# Start of Information shown

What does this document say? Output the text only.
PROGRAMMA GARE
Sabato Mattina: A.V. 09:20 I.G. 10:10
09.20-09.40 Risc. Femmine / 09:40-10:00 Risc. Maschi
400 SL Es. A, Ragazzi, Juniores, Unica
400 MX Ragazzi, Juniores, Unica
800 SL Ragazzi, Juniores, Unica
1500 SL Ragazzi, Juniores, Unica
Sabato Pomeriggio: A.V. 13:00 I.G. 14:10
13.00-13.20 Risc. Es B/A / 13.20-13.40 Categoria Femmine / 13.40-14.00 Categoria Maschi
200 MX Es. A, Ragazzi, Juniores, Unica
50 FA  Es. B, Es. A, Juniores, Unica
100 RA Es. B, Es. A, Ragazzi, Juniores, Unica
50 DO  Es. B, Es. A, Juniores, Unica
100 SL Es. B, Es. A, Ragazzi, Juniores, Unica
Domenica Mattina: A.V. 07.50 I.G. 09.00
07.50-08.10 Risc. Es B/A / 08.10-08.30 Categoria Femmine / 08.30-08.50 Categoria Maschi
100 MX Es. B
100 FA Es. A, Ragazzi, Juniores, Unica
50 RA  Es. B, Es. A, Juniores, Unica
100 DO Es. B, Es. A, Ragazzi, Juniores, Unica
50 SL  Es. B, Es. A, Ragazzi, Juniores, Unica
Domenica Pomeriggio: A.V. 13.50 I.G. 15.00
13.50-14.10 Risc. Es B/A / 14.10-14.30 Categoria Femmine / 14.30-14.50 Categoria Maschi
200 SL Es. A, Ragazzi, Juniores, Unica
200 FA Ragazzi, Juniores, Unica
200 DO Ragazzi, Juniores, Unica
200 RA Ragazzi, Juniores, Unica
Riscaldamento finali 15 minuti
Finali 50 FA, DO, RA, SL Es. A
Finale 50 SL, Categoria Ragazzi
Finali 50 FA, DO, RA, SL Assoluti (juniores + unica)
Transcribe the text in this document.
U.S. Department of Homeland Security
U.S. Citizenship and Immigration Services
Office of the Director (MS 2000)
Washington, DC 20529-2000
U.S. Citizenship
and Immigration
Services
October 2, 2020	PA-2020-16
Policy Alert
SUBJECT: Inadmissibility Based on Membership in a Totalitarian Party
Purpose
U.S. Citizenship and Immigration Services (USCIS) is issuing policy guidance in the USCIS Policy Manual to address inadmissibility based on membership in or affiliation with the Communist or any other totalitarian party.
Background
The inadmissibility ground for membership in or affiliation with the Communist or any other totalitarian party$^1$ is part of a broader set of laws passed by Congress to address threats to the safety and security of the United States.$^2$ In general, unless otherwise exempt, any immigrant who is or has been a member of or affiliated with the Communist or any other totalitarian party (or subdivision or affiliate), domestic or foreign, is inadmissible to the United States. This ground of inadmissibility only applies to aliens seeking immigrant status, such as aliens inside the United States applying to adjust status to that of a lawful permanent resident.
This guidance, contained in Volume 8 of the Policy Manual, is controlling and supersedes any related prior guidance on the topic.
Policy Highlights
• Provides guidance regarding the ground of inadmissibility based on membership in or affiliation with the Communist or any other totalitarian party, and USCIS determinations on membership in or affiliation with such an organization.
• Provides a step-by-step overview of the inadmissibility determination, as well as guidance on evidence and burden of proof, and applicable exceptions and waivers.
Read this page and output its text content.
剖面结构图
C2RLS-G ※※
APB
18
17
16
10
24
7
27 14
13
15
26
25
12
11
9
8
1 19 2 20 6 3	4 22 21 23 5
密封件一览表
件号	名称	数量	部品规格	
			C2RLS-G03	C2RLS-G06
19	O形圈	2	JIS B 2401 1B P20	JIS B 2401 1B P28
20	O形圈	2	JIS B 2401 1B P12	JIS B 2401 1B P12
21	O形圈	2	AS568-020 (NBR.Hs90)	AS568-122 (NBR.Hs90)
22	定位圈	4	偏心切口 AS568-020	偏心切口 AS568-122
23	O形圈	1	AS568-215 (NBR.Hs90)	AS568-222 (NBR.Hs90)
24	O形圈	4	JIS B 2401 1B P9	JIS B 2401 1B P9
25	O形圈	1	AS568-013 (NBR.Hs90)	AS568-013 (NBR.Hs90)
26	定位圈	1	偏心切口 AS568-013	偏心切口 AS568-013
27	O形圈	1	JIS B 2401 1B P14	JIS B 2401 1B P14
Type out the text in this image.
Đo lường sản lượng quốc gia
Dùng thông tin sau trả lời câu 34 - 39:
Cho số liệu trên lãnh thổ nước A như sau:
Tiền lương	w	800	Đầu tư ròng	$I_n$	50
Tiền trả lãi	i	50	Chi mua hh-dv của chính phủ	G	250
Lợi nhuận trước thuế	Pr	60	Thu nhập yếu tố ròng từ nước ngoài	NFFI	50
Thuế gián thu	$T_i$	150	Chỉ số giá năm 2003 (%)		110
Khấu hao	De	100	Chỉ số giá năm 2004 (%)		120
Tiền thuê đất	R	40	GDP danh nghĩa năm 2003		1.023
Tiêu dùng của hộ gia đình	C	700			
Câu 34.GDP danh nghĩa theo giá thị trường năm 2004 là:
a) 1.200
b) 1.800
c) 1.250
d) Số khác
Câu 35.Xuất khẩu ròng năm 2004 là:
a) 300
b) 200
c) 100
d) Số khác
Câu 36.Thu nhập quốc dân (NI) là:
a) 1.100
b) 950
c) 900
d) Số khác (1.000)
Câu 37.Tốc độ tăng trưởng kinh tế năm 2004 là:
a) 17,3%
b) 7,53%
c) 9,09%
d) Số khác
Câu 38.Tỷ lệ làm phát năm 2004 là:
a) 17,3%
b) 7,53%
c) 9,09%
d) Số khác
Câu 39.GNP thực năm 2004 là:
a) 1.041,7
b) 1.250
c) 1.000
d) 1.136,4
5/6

# End of Information shown

◆ **Your instructions**:
Return each line of the records above exactly as it reads.

◆ **Exercise response**:
What does this document say? Output the text only.
PROGRAMMA GARE
Sabato Mattina: A.V. 09:20 I.G. 10:10
09.20-09.40 Risc. Femmine / 09:40-10:00 Risc. Maschi
400 SL Es. A, Ragazzi, Juniores, Unica
400 MX Ragazzi, Juniores, Unica
800 SL Ragazzi, Juniores, Unica
1500 SL Ragazzi, Juniores, Unica
Sabato Pomeriggio: A.V. 13:00 I.G. 14:10
13.00-13.20 Risc. Es B/A / 13.20-13.40 Categoria Femmine / 13.40-14.00 Categoria Maschi
200 MX Es. A, Ragazzi, Juniores, Unica
50 FA  Es. B, Es. A, Juniores, Unica
100 RA Es. B, Es. A, Ragazzi, Juniores, Unica
50 DO  Es. B, Es. A, Juniores, Unica
100 SL Es. B, Es. A, Ragazzi, Juniores, Unica
Domenica Mattina: A.V. 07.50 I.G. 09.00
07.50-08.10 Risc. Es B/A / 08.10-08.30 Categoria Femmine / 08.30-08.50 Categoria Maschi
100 MX Es. B
100 FA Es. A, Ragazzi, Juniores, Unica
50 RA  Es. B, Es. A, Juniores, Unica
100 DO Es. B, Es. A, Ragazzi, Juniores, Unica
50 SL  Es. B, Es. A, Ragazzi, Juniores, Unica
Domenica Pomeriggio: A.V. 13.50 I.G. 15.00
13.50-14.10 Risc. Es B/A / 14.10-14.30 Categoria Femmine / 14.30-14.50 Categoria Maschi
200 SL Es. A, Ragazzi, Juniores, Unica
200 FA Ragazzi, Juniores, Unica
200 DO Ragazzi, Juniores, Unica
200 RA Ragazzi, Juniores, Unica
Riscaldamento finali 15 minuti
Finali 50 FA, DO, RA, SL Es. A
Finale 50 SL, Categoria Ragazzi
Finali 50 FA, DO, RA, SL Assoluti (juniores + unica)
Transcribe the text in this document.
U.S. Department of Homeland Security
U.S. Citizenship and Immigration Services
Office of the Director (MS 2000)
Washington, DC 20529-2000
U.S. Citizenship
and Immigration
Services
October 2, 2020	PA-2020-16
Policy Alert
SUBJECT: Inadmissibility Based on Membership in a Totalitarian Party
Purpose
U.S. Citizenship and Immigration Services (USCIS) is issuing policy guidance in the USCIS Policy Manual to address inadmissibility based on membership in or affiliation with the Communist or any other totalitarian party.
Background
The inadmissibility ground for membership in or affiliation with the Communist or any other totalitarian party$^1$ is part of a broader set of laws passed by Congress to address threats to the safety and security of the United States.$^2$ In general, unless otherwise exempt, any immigrant who is or has been a member of or affiliated with the Communist or any other totalitarian party (or subdivision or affiliate), domestic or foreign, is inadmissible to the United States. This ground of inadmissibility only applies to aliens seeking immigrant status, such as aliens inside the United States applying to adjust status to that of a lawful permanent resident.
This guidance, contained in Volume 8 of the Policy Manual, is controlling and supersedes any related prior guidance on the topic.
Policy Highlights
• Provides guidance regarding the ground of inadmissibility based on membership in or affiliation with the Communist or any other totalitarian party, and USCIS determinations on membership in or affiliation with such an organization.
• Provides a step-by-step overview of the inadmissibility determination, as well as guidance on evidence and burden of proof, and applicable exceptions and waivers.
Read this page and output its text content.
剖面结构图
C2RLS-G ※※
APB
18
17
16
10
24
7
27 14
13
15
26
25
12
11
9
8
1 19 2 20 6 3	4 22 21 23 5
密封件一览表
件号	名称	数量	部品规格	
			C2RLS-G03	C2RLS-G06
19	O形圈	2	JIS B 2401 1B P20	JIS B 2401 1B P28
20	O形圈	2	JIS B 2401 1B P12	JIS B 2401 1B P12
21	O形圈	2	AS568-020 (NBR.Hs90)	AS568-122 (NBR.Hs90)
22	定位圈	4	偏心切口 AS568-020	偏心切口 AS568-122
23	O形圈	1	AS568-215 (NBR.Hs90)	AS568-222 (NBR.Hs90)
24	O形圈	4	JIS B 2401 1B P9	JIS B 2401 1B P9
25	O形圈	1	AS568-013 (NBR.Hs90)	AS568-013 (NBR.Hs90)
26	定位圈	1	偏心切口 AS568-013	偏心切口 AS568-013
27	O形圈	1	JIS B 2401 1B P14	JIS B 2401 1B P14
Type out the text in this image.
Đo lường sản lượng quốc gia
Dùng thông tin sau trả lời câu 34 - 39:
Cho số liệu trên lãnh thổ nước A như sau:
Tiền lương	w	800	Đầu tư ròng	$I_n$	50
Tiền trả lãi	i	50	Chi mua hh-dv của chính phủ	G	250
Lợi nhuận trước thuế	Pr	60	Thu nhập yếu tố ròng từ nước ngoài	NFFI	50
Thuế gián thu	$T_i$	150	Chỉ số giá năm 2003 (%)		110
Khấu hao	De	100	Chỉ số giá năm 2004 (%)		120
Tiền thuê đất	R	40	GDP danh nghĩa năm 2003		1.023
Tiêu dùng của hộ gia đình	C	700			
Câu 34.GDP danh nghĩa theo giá thị trường năm 2004 là:
a) 1.200
b) 1.800
c) 1.250
d) Số khác
Câu 35.Xuất khẩu ròng năm 2004 là:
a) 300
b) 200
c) 100
d) Số khác
Câu 36.Thu nhập quốc dân (NI) là:
a) 1.100
b) 950
c) 900
d) Số khác (1.000)
Câu 37.Tốc độ tăng trưởng kinh tế năm 2004 là:
a) 17,3%
b) 7,53%
c) 9,09%
d) Số khác
Câu 38.Tỷ lệ làm phát năm 2004 là:
a) 17,3%
b) 7,53%
c) 9,09%
d) Số khác
Câu 39.GNP thực năm 2004 là:
a) 1.041,7
b) 1.250
c) 1.000
d) 1.136,4
5/6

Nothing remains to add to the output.